### [WRITTEN INSTRUCTION]
Copy out all of the material exactly as presented.

Figure content listings:
+===+
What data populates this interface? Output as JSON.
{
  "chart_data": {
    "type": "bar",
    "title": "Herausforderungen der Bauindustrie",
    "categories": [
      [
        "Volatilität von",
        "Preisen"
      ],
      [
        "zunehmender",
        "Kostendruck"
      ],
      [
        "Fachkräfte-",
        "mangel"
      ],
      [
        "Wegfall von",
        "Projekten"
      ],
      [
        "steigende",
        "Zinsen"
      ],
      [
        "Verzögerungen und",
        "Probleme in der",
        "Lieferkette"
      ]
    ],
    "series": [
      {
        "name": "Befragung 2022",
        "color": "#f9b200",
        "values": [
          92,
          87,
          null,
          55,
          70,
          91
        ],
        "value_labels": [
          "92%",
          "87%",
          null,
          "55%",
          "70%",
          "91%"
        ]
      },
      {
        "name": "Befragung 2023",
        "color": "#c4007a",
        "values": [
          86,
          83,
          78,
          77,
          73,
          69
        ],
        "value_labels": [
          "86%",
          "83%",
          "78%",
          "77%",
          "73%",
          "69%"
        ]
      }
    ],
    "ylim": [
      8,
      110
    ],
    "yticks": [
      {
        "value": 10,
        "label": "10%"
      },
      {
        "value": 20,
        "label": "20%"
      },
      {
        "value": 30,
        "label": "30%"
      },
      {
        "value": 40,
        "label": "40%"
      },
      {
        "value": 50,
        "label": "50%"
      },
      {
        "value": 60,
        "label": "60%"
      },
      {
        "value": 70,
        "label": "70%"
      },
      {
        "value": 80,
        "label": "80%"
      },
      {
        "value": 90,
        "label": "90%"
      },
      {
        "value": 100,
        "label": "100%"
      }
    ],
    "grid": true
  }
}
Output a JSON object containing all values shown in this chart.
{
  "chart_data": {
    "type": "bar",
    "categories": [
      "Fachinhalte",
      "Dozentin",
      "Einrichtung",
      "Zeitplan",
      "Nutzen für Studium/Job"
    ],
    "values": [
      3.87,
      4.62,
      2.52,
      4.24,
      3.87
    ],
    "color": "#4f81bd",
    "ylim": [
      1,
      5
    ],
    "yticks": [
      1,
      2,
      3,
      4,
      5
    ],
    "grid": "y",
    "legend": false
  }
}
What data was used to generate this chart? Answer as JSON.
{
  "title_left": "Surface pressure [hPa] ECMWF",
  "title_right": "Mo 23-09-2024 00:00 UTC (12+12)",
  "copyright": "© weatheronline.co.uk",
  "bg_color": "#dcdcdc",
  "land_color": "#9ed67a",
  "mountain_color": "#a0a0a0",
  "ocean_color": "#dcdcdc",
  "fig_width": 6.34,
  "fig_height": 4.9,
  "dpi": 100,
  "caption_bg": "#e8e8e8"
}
+===+
### [EXERCISE RESPONSE]
What data populates this interface? Output as JSON.
{
  "chart_data": {
    "type": "bar",
    "title": "Herausforderungen der Bauindustrie",
    "categories": [
      [
        "Volatilität von",
        "Preisen"
      ],
      [
        "zunehmender",
        "Kostendruck"
      ],
      [
        "Fachkräfte-",
        "mangel"
      ],
      [
        "Wegfall von",
        "Projekten"
      ],
      [
        "steigende",
        "Zinsen"
      ],
      [
        "Verzögerungen und",
        "Probleme in der",
        "Lieferkette"
      ]
    ],
    "series": [
      {
        "name": "Befragung 2022",
        "color": "#f9b200",
        "values": [
          92,
          87,
          null,
          55,
          70,
          91
        ],
        "value_labels": [
          "92%",
          "87%",
          null,
          "55%",
          "70%",
          "91%"
        ]
      },
      {
        "name": "Befragung 2023",
        "color": "#c4007a",
        "values": [
          86,
          83,
          78,
          77,
          73,
          69
        ],
        "value_labels": [
          "86%",
          "83%",
          "78%",
          "77%",
          "73%",
          "69%"
        ]
      }
    ],
    "ylim": [
      8,
      110
    ],
    "yticks": [
      {
        "value": 10,
        "label": "10%"
      },
      {
        "value": 20,
        "label": "20%"
      },
      {
        "value": 30,
        "label": "30%"
      },
      {
        "value": 40,
        "label": "40%"
      },
      {
        "value": 50,
        "label": "50%"
      },
      {
        "value": 60,
        "label": "60%"
      },
      {
        "value": 70,
        "label": "70%"
      },
      {
        "value": 80,
        "label": "80%"
      },
      {
        "value": 90,
        "label": "90%"
      },
      {
        "value": 100,
        "label": "100%"
      }
    ],
    "grid": true
  }
}
Output a JSON object containing all values shown in this chart.
{
  "chart_data": {
    "type": "bar",
    "categories": [
      "Fachinhalte",
      "Dozentin",
      "Einrichtung",
      "Zeitplan",
      "Nutzen für Studium/Job"
    ],
    "values": [
      3.87,
      4.62,
      2.52,
      4.24,
      3.87
    ],
    "color": "#4f81bd",
    "ylim": [
      1,
      5
    ],
    "yticks": [
      1,
      2,
      3,
      4,
      5
    ],
    "grid": "y",
    "legend": false
  }
}
What data was used to generate this chart? Answer as JSON.
{
  "title_left": "Surface pressure [hPa] ECMWF",
  "title_right": "Mo 23-09-2024 00:00 UTC (12+12)",
  "copyright": "© weatheronline.co.uk",
  "bg_color": "#dcdcdc",
  "land_color": "#9ed67a",
  "mountain_color": "#a0a0a0",
  "ocean_color": "#dcdcdc",
  "fig_width": 6.34,
  "fig_height": 4.9,
  "dpi": 100,
  "caption_bg": "#e8e8e8"
}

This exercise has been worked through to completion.